*What is being asked*
Omit all pictures, then retype the data exactly as given.

*Data to use*
■ ■ ■ ■ ■
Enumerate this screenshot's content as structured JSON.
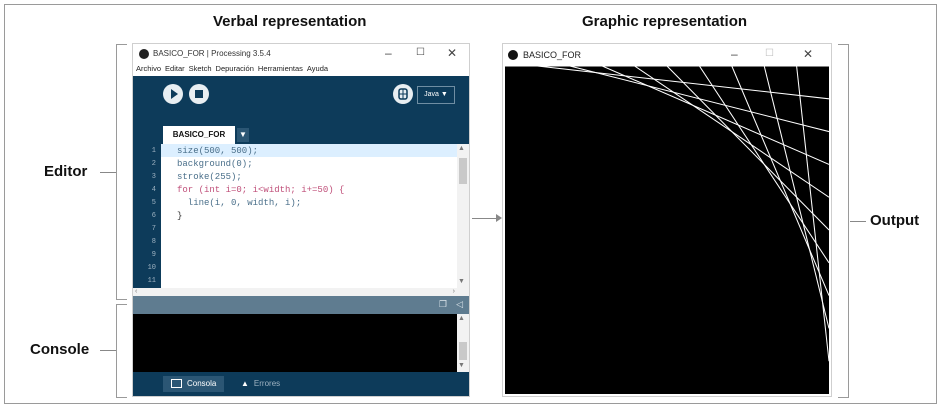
{
  "headings": {
    "verbal": "Verbal representation",
    "graphic": "Graphic representation"
  },
  "labels": {
    "editor": "Editor",
    "console": "Console",
    "output": "Output"
  },
  "ide": {
    "title": "BASICO_FOR | Processing 3.5.4",
    "menu": [
      "Archivo",
      "Editar",
      "Sketch",
      "Depuración",
      "Herramientas",
      "Ayuda"
    ],
    "mode": "Java ▼",
    "tab": "BASICO_FOR",
    "line_numbers": [
      "1",
      "2",
      "3",
      "4",
      "5",
      "6",
      "7",
      "8",
      "9",
      "10",
      "11"
    ],
    "code": [
      "size(500, 500);",
      "background(0);",
      "stroke(255);",
      "for (int i=0; i<width; i+=50) {",
      "  line(i, 0, width, i);",
      "}"
    ],
    "console_tabs": [
      "Consola",
      "Errores"
    ]
  },
  "output": {
    "title": "BASICO_FOR"
  },
  "sketch": {
    "size": 500,
    "step": 50
  },
  "colors": {
    "ide_dark": "#0d3b5a",
    "canvas": "#000000",
    "stroke": "#ffffff"
  }
}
■ ■ ■ ■ ■
*Complete output*
Enumerate this screenshot's content as structured JSON.
{
  "headings": {
    "verbal": "Verbal representation",
    "graphic": "Graphic representation"
  },
  "labels": {
    "editor": "Editor",
    "console": "Console",
    "output": "Output"
  },
  "ide": {
    "title": "BASICO_FOR | Processing 3.5.4",
    "menu": [
      "Archivo",
      "Editar",
      "Sketch",
      "Depuración",
      "Herramientas",
      "Ayuda"
    ],
    "mode": "Java ▼",
    "tab": "BASICO_FOR",
    "line_numbers": [
      "1",
      "2",
      "3",
      "4",
      "5",
      "6",
      "7",
      "8",
      "9",
      "10",
      "11"
    ],
    "code": [
      "size(500, 500);",
      "background(0);",
      "stroke(255);",
      "for (int i=0; i<width; i+=50) {",
      "  line(i, 0, width, i);",
      "}"
    ],
    "console_tabs": [
      "Consola",
      "Errores"
    ]
  },
  "output": {
    "title": "BASICO_FOR"
  },
  "sketch": {
    "size": 500,
    "step": 50
  },
  "colors": {
    "ide_dark": "#0d3b5a",
    "canvas": "#000000",
    "stroke": "#ffffff"
  }
}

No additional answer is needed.